START
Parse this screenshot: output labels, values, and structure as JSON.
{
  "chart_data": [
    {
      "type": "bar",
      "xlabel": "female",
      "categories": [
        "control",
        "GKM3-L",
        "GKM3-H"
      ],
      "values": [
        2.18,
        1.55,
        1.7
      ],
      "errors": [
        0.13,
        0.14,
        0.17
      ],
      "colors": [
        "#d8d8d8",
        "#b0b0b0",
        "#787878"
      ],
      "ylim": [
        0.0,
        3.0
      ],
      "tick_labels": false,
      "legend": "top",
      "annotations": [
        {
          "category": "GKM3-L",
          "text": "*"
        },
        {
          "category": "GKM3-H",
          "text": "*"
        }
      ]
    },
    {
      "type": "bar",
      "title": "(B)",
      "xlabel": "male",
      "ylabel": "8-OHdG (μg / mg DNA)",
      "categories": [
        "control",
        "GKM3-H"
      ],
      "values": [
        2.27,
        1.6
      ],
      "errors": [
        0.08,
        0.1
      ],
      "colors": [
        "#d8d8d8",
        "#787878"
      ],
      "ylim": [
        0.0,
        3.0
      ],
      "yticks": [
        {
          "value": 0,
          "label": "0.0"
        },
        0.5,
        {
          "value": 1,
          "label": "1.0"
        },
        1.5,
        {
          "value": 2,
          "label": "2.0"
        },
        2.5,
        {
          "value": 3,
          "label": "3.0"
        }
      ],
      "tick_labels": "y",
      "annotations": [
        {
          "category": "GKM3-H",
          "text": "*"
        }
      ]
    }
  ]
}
END
## Your instructions
Word for word, quote all of the data above.

## Full output
Parse this screenshot: output labels, values, and structure as JSON.
{
  "chart_data": [
    {
      "type": "bar",
      "xlabel": "female",
      "categories": [
        "control",
        "GKM3-L",
        "GKM3-H"
      ],
      "values": [
        2.18,
        1.55,
        1.7
      ],
      "errors": [
        0.13,
        0.14,
        0.17
      ],
      "colors": [
        "#d8d8d8",
        "#b0b0b0",
        "#787878"
      ],
      "ylim": [
        0.0,
        3.0
      ],
      "tick_labels": false,
      "legend": "top",
      "annotations": [
        {
          "category": "GKM3-L",
          "text": "*"
        },
        {
          "category": "GKM3-H",
          "text": "*"
        }
      ]
    },
    {
      "type": "bar",
      "title": "(B)",
      "xlabel": "male",
      "ylabel": "8-OHdG (μg / mg DNA)",
      "categories": [
        "control",
        "GKM3-H"
      ],
      "values": [
        2.27,
        1.6
      ],
      "errors": [
        0.08,
        0.1
      ],
      "colors": [
        "#d8d8d8",
        "#787878"
      ],
      "ylim": [
        0.0,
        3.0
      ],
      "yticks": [
        {
          "value": 0,
          "label": "0.0"
        },
        0.5,
        {
          "value": 1,
          "label": "1.0"
        },
        1.5,
        {
          "value": 2,
          "label": "2.0"
        },
        2.5,
        {
          "value": 3,
          "label": "3.0"
        }
      ],
      "tick_labels": "y",
      "annotations": [
        {
          "category": "GKM3-H",
          "text": "*"
        }
      ]
    }
  ]
}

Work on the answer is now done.